=== Problem requirements ===
Pull out each line of the records holding the string "zone".

[Data items]
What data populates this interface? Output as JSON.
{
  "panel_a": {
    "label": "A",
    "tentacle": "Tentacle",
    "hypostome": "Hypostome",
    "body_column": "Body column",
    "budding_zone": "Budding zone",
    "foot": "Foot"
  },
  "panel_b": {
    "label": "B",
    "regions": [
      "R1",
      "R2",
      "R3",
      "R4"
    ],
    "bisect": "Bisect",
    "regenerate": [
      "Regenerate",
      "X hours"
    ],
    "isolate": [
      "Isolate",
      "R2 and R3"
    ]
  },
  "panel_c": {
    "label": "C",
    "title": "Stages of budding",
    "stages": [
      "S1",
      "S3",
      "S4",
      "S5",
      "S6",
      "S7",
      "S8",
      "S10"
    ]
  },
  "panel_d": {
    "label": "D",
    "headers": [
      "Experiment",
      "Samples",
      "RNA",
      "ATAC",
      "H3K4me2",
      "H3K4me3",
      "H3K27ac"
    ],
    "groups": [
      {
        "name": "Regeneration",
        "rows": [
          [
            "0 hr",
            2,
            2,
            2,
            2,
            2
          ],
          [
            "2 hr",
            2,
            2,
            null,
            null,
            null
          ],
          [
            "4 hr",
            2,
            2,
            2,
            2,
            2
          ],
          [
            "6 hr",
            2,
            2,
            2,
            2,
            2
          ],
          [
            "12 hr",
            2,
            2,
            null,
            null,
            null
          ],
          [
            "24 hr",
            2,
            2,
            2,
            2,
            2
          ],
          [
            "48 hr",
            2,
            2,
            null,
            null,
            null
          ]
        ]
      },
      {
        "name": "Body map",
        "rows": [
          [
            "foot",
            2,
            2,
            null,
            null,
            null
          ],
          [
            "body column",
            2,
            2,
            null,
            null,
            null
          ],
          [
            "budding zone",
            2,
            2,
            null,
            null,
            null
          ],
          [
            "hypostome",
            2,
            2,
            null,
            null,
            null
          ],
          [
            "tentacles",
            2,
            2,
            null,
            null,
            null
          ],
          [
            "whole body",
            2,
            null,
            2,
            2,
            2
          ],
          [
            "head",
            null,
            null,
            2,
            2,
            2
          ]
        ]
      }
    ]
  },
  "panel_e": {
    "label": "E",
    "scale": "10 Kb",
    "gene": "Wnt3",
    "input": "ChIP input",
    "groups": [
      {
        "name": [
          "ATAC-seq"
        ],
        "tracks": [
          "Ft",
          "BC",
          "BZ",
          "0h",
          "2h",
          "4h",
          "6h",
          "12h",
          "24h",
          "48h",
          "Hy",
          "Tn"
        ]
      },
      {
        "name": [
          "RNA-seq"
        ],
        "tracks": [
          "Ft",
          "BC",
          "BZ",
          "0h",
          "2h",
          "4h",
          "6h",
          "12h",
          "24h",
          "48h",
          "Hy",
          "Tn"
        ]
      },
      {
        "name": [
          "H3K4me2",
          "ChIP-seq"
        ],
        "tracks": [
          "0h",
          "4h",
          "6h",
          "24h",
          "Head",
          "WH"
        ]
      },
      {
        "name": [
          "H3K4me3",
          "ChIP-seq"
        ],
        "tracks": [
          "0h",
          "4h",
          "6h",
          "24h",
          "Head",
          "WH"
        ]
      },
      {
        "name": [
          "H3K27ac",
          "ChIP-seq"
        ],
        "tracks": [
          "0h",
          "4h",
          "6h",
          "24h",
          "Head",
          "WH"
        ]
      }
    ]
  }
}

=== Completed exercise ===
    "budding_zone": "Budding zone",
            "budding zone",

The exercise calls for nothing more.